> [TASK PROMPT]
Answer these from the interview with Asal Dardan, one line each:
1. In which city did Dardan spend her childhood?
2. Which book won the German Non-Fiction Prize?
3. What did many publishers ask Dardan to turn her essays into?

> [PROVIDED PASSAGE]
Asal Dardan: “The barbarian is talking back. Poor you.”

We speak to the prize-nominated essayist about prejudice in Germany, the absurdity of Heimat and the value of self-criticism.

Image for Asal Dardan: “The barbarian is talking back. Poor you.”

We speak to the prize-nominated essayist Asal Dardan about prejudice in Germany, the absurdity of Heimat and the value of self-criticism. Photo: Sarah Berger

The furore over the Leipzig Book Fair Prize’s all-white shortlist has prompted many to reflect on the wealth of great literature by diverse authors in Germany today. One recent standout is Betrachtungen einer Barbarin (Observations of a Barbarian, Hoffmann & Campe) by the Tehran-born Berliner Asal Dardan.

This series of linked personal essays interweaves reflections on Dardan’s own life – beginning with her childhood in Cologne as the daughter of Iranian refugees – with insightful commentary about race, migration and gender in modern Germany. Dardan called us to discuss her book, which was nominated for the prestigious German Non-Fiction Prize. (The prize eventually went to Jürgen Kaube’s Hegels Welt.)

We spoke to Dardan about prejudice in Germany, the absurdity of Heimat and the value of self-criticism.

Essays are not a very established literary genre in Germany. Was this a hard sell to publishers?

It’s true. A lot of publishers I approached said, “Oh, we love it, but could you make it into a novel,or a memoir?” But it’s not really a book about me – I didn’t set out to tell my story, although it is often about me.

Were you ever tempted to write a memoir as they asked?

> [PROVIDED RECORDS]
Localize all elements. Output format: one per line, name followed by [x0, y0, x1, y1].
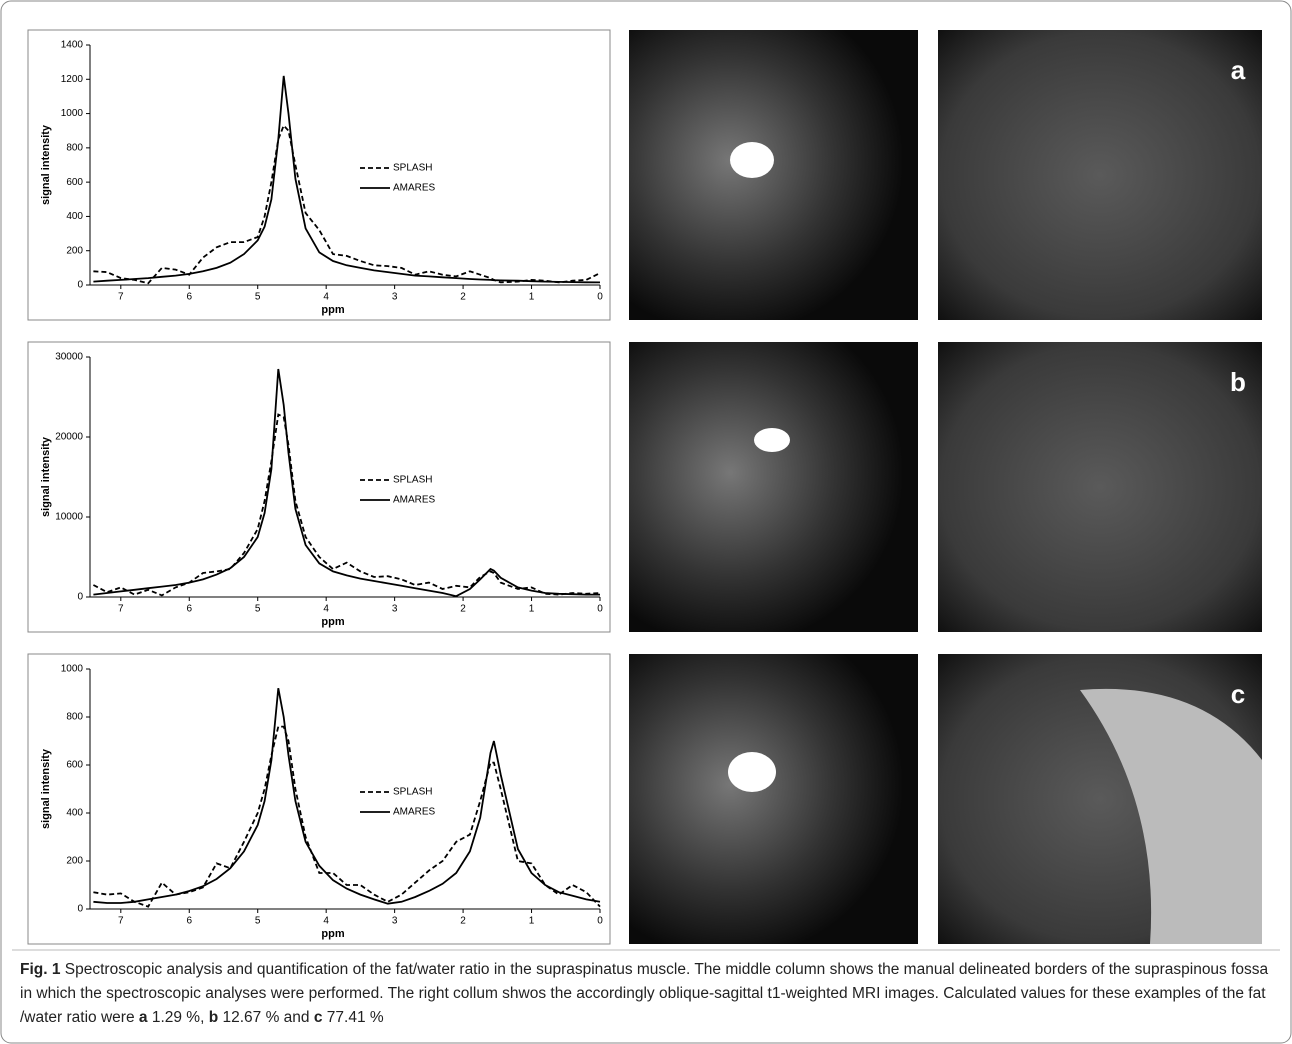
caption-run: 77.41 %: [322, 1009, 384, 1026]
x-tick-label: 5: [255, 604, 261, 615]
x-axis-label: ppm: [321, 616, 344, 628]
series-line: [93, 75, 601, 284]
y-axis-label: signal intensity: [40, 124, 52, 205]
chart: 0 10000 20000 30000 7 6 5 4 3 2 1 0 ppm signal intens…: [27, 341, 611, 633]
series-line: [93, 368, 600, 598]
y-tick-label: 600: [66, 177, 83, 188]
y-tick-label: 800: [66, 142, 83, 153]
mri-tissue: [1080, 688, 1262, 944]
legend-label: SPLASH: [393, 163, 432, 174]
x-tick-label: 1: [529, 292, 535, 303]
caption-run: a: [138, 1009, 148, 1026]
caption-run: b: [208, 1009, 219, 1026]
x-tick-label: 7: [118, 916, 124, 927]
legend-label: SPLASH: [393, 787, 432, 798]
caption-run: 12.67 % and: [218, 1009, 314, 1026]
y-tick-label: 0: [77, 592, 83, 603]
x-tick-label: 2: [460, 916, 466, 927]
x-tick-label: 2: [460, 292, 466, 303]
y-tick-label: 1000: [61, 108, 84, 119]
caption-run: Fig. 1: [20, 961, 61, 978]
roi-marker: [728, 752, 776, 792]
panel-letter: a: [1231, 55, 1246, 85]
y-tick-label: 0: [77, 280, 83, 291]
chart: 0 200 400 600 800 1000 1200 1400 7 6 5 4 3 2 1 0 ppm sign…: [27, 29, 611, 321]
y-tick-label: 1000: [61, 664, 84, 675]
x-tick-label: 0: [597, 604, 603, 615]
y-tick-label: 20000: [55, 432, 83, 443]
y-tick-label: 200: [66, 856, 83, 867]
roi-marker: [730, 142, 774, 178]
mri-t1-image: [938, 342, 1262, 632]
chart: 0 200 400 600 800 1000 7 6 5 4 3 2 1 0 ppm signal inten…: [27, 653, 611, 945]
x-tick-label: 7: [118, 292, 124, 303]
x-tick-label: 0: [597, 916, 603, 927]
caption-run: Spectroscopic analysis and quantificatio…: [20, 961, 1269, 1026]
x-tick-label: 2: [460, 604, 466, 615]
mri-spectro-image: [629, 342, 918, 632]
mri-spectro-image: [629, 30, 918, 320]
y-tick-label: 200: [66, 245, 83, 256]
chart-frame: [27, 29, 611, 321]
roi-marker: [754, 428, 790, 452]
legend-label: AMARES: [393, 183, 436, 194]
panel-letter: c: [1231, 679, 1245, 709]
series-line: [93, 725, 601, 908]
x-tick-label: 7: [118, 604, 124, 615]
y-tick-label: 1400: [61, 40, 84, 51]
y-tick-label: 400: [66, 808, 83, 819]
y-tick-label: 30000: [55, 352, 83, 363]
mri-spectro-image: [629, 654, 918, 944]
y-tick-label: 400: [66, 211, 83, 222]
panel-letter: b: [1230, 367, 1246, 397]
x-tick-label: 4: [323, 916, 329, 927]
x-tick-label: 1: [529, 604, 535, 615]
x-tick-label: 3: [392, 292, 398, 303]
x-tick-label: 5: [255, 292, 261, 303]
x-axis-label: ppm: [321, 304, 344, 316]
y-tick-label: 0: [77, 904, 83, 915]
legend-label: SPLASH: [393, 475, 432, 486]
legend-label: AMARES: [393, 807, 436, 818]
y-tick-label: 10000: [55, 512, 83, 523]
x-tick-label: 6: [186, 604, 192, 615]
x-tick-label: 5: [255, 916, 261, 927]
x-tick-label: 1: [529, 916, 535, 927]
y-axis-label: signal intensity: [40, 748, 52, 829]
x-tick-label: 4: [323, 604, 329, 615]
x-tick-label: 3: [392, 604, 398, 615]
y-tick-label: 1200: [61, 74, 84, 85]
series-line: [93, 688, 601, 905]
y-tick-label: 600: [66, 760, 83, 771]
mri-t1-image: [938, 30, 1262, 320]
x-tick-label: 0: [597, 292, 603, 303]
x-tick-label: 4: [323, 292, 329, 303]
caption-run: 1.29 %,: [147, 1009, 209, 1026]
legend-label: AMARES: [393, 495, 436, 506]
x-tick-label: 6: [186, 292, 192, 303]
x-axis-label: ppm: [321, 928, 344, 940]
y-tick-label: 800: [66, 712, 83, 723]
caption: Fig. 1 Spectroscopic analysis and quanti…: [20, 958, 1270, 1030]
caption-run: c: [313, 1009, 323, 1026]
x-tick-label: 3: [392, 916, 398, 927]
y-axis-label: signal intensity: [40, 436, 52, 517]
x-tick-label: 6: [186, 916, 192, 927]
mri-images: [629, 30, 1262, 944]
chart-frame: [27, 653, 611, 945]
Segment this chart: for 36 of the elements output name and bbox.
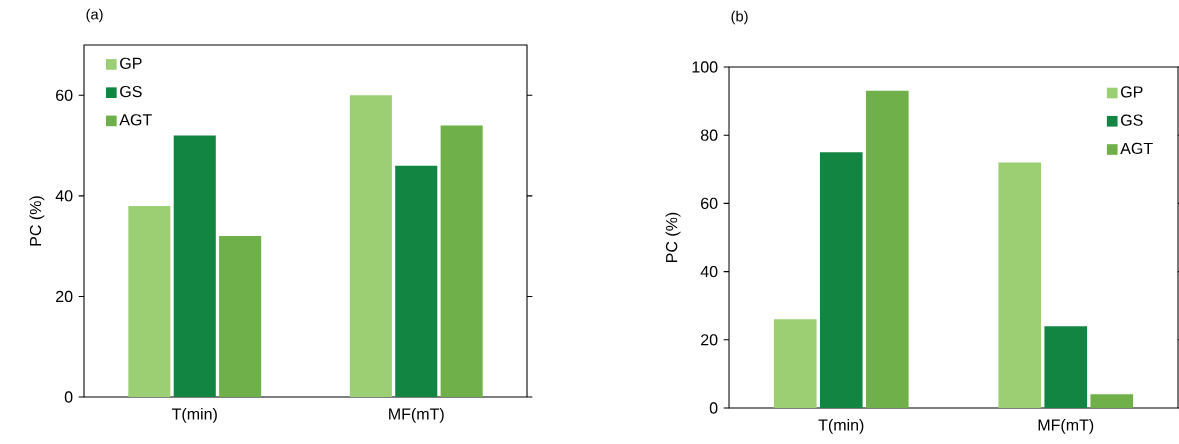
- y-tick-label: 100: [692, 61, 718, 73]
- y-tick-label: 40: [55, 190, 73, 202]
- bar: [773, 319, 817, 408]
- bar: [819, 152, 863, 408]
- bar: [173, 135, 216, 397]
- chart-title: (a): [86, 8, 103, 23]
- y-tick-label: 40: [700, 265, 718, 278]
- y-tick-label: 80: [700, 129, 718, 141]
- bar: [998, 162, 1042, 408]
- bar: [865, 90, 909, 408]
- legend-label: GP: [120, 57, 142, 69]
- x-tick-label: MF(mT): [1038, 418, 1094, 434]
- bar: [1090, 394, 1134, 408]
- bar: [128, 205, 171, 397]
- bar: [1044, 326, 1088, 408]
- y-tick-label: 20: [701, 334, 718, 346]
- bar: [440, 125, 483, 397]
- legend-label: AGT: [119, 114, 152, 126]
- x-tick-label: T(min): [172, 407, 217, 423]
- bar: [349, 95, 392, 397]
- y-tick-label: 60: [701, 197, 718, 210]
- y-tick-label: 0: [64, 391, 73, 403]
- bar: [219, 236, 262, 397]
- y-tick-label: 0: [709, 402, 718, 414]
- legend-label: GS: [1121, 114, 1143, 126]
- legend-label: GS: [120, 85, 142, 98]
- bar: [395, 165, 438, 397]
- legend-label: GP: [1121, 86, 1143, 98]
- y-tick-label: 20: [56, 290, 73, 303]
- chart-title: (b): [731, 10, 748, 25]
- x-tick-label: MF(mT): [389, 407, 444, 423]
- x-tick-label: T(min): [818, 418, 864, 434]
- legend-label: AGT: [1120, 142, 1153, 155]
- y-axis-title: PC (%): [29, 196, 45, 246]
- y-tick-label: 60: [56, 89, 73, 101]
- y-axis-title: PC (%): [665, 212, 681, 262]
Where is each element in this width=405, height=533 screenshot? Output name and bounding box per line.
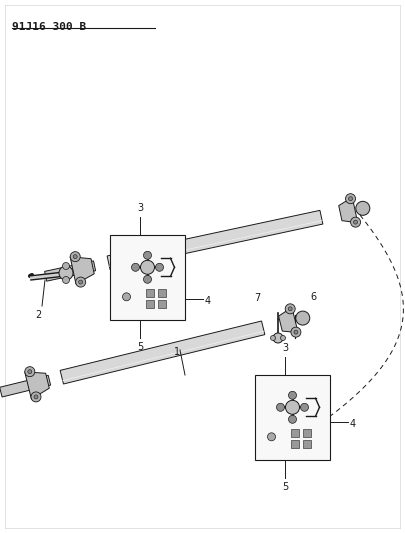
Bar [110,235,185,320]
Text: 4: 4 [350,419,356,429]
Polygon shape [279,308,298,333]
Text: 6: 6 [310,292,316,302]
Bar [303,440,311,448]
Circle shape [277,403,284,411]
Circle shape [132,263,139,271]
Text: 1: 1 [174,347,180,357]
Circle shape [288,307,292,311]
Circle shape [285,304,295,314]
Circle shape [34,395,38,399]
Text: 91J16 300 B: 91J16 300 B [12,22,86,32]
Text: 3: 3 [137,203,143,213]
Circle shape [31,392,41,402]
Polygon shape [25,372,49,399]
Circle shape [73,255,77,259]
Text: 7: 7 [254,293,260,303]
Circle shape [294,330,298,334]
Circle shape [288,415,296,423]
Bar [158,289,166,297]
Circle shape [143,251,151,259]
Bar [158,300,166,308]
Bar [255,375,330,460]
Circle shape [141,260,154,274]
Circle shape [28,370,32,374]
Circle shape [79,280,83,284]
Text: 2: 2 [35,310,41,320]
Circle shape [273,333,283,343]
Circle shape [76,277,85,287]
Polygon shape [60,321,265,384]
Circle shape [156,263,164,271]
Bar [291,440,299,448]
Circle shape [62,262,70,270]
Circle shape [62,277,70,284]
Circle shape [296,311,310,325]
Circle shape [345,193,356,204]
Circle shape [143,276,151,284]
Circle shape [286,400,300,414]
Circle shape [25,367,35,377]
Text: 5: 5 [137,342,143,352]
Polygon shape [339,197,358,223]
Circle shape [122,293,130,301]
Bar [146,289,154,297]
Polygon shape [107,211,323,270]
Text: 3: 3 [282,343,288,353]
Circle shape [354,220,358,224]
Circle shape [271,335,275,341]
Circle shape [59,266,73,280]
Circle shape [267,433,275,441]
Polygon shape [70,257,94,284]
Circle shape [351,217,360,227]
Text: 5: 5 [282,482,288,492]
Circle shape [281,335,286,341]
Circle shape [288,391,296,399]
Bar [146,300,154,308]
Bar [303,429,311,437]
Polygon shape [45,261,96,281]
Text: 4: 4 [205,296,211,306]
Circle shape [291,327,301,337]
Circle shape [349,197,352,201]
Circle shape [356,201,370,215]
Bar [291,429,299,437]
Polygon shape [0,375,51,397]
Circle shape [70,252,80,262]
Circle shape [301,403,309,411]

> [ANSWER]
1. Cologne
2. Jürgen Kaube's Hegels Welt
3. A novel or a memoir